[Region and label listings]
====
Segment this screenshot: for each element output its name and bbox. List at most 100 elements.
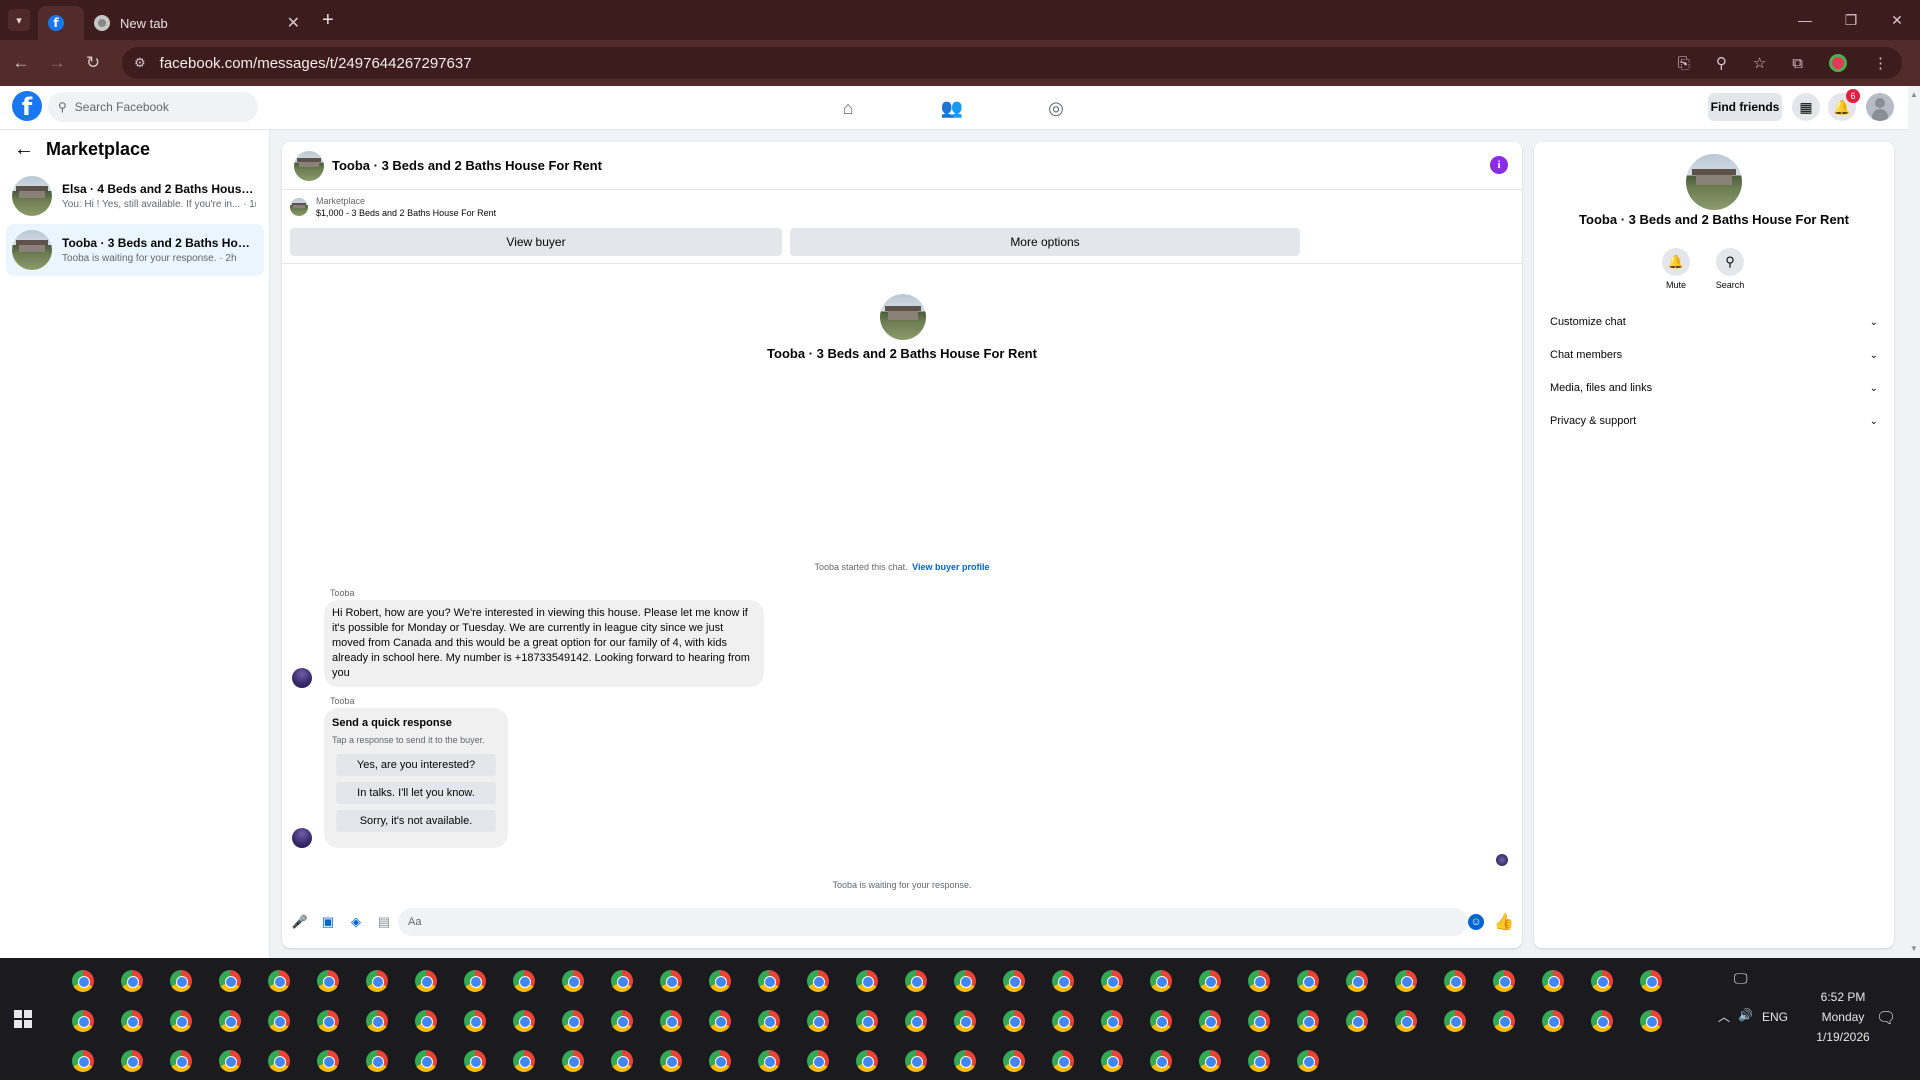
taskbar-app-icon[interactable] [170, 1050, 192, 1072]
taskbar-app-icon[interactable] [758, 1050, 780, 1072]
taskbar-app-icon[interactable] [660, 970, 682, 992]
facebook-search-input[interactable]: ⚲ Search Facebook [48, 92, 258, 122]
taskbar-app-icon[interactable] [1101, 970, 1123, 992]
taskbar-app-icon[interactable] [905, 1050, 927, 1072]
sender-avatar[interactable] [292, 668, 312, 688]
listing-summary[interactable]: Marketplace $1,000 - 3 Beds and 2 Baths … [290, 196, 496, 218]
browser-menu-icon[interactable]: ⋮ [1873, 54, 1888, 72]
section-chat-members[interactable]: Chat members ⌄ [1544, 341, 1884, 369]
taskbar-app-icon[interactable] [268, 1050, 290, 1072]
language-indicator[interactable]: ENG [1762, 1010, 1788, 1024]
taskbar-app-icon[interactable] [1199, 1010, 1221, 1032]
taskbar-app-icon[interactable] [1493, 1010, 1515, 1032]
bookmark-star-icon[interactable]: ☆ [1753, 54, 1766, 72]
install-app-icon[interactable]: ⎘ [1678, 55, 1690, 72]
taskbar-app-icon[interactable] [1199, 970, 1221, 992]
taskbar-app-icon[interactable] [611, 970, 633, 992]
taskbar-app-icon[interactable] [1591, 970, 1613, 992]
taskbar-app-icon[interactable] [954, 1010, 976, 1032]
taskbar-app-icon[interactable] [121, 970, 143, 992]
conversation-item[interactable]: Elsa · 4 Beds and 2 Baths House Fo... Yo… [6, 170, 264, 222]
taskbar-app-icon[interactable] [1150, 1050, 1172, 1072]
taskbar-app-icon[interactable] [1248, 970, 1270, 992]
taskbar-app-icon[interactable] [219, 970, 241, 992]
taskbar-app-icon[interactable] [170, 1010, 192, 1032]
taskbar-app-icon[interactable] [758, 970, 780, 992]
taskbar-app-icon[interactable] [1052, 1010, 1074, 1032]
photo-icon[interactable]: ▣ [314, 908, 342, 936]
taskbar-app-icon[interactable] [856, 970, 878, 992]
close-window-button[interactable]: ✕ [1874, 0, 1920, 40]
minimize-button[interactable]: — [1782, 0, 1828, 40]
clock-time[interactable]: 6:52 PM [1798, 990, 1888, 1004]
taskbar-app-icon[interactable] [366, 1010, 388, 1032]
zoom-icon[interactable]: ⚲ [1716, 54, 1727, 72]
taskbar-app-icon[interactable] [905, 970, 927, 992]
menu-grid-icon[interactable]: ▦ [1792, 93, 1820, 121]
chat-avatar[interactable] [294, 150, 324, 181]
taskbar-app-icon[interactable] [72, 1010, 94, 1032]
page-scrollbar[interactable]: ▲ ▼ [1908, 86, 1920, 958]
restore-button[interactable]: ❐ [1828, 0, 1874, 40]
emoji-icon[interactable]: ☺ [1468, 914, 1484, 930]
taskbar-app-icon[interactable] [562, 1010, 584, 1032]
tray-overflow-icon[interactable]: ︿ [1718, 1008, 1730, 1025]
find-friends-button[interactable]: Find friends [1708, 93, 1782, 121]
microphone-icon[interactable]: 🎤 [286, 908, 314, 936]
taskbar-app-icon[interactable] [709, 1010, 731, 1032]
taskbar-app-icon[interactable] [121, 1050, 143, 1072]
friends-nav-icon[interactable]: 👥 [930, 86, 974, 130]
facebook-logo-icon[interactable]: f [12, 91, 42, 121]
sender-avatar[interactable] [292, 828, 312, 848]
home-nav-icon[interactable]: ⌂ [826, 86, 870, 130]
taskbar-app-icon[interactable] [807, 1010, 829, 1032]
taskbar-app-icon[interactable] [1003, 970, 1025, 992]
taskbar-app-icon[interactable] [366, 1050, 388, 1072]
taskbar-app-icon[interactable] [954, 970, 976, 992]
taskbar-app-icon[interactable] [1101, 1050, 1123, 1072]
taskbar-app-icon[interactable] [268, 1010, 290, 1032]
windows-start-icon[interactable] [14, 1010, 32, 1028]
taskbar-app-icon[interactable] [219, 1050, 241, 1072]
mute-button[interactable]: 🔔 Mute [1646, 248, 1706, 290]
notifications-bell-icon[interactable]: 🔔 6 [1828, 89, 1860, 121]
search-conversation-button[interactable]: ⚲ Search [1700, 248, 1760, 290]
taskbar-app-icon[interactable] [1640, 970, 1662, 992]
clock-day[interactable]: Monday [1798, 1010, 1888, 1024]
tab-search-button[interactable]: ▾ [8, 9, 30, 31]
extensions-icon[interactable]: ⧉ [1792, 55, 1803, 72]
taskbar-app-icon[interactable] [219, 1010, 241, 1032]
taskbar-app-icon[interactable] [513, 1050, 535, 1072]
taskbar-app-icon[interactable] [72, 970, 94, 992]
taskbar-app-icon[interactable] [1199, 1050, 1221, 1072]
section-media-files-links[interactable]: Media, files and links ⌄ [1544, 374, 1884, 402]
taskbar-app-icon[interactable] [856, 1010, 878, 1032]
tab-new-tab[interactable]: New tab ✕ [84, 6, 310, 40]
info-icon[interactable]: i [1490, 156, 1508, 174]
taskbar-app-icon[interactable] [1493, 970, 1515, 992]
url-text[interactable]: facebook.com/messages/t/2497644267297637 [160, 55, 472, 72]
thumbs-up-icon[interactable]: 👍 [1494, 912, 1514, 932]
notification-center-icon[interactable]: 🗨 [1876, 1008, 1896, 1028]
groups-nav-icon[interactable]: ◎ [1034, 86, 1078, 130]
taskbar-app-icon[interactable] [1297, 970, 1319, 992]
taskbar-app-icon[interactable] [1395, 1010, 1417, 1032]
tab-facebook[interactable]: f [38, 6, 84, 40]
new-tab-button[interactable]: + [322, 9, 334, 32]
taskbar-app-icon[interactable] [562, 970, 584, 992]
profile-icon[interactable] [1829, 54, 1847, 72]
taskbar-app-icon[interactable] [562, 1050, 584, 1072]
taskbar-app-icon[interactable] [415, 1010, 437, 1032]
view-buyer-profile-link[interactable]: View buyer profile [912, 562, 989, 572]
taskbar-app-icon[interactable] [317, 970, 339, 992]
taskbar-app-icon[interactable] [1003, 1050, 1025, 1072]
taskbar-app-icon[interactable] [1444, 1010, 1466, 1032]
quick-response-option[interactable]: Yes, are you interested? [336, 754, 496, 776]
reload-button[interactable]: ↻ [78, 48, 108, 78]
clock-date[interactable]: 1/19/2026 [1798, 1030, 1888, 1044]
scroll-up-icon[interactable]: ▲ [1910, 90, 1918, 99]
section-customize-chat[interactable]: Customize chat ⌄ [1544, 308, 1884, 336]
taskbar-app-icon[interactable] [1101, 1010, 1123, 1032]
taskbar-app-icon[interactable] [1395, 970, 1417, 992]
taskbar-app-icon[interactable] [1248, 1050, 1270, 1072]
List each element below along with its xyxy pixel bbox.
====
▶ **Objective**: Count the lines in the records above that contain the string "menu". Reply with the number alone.

▶ **Problem solution**: 2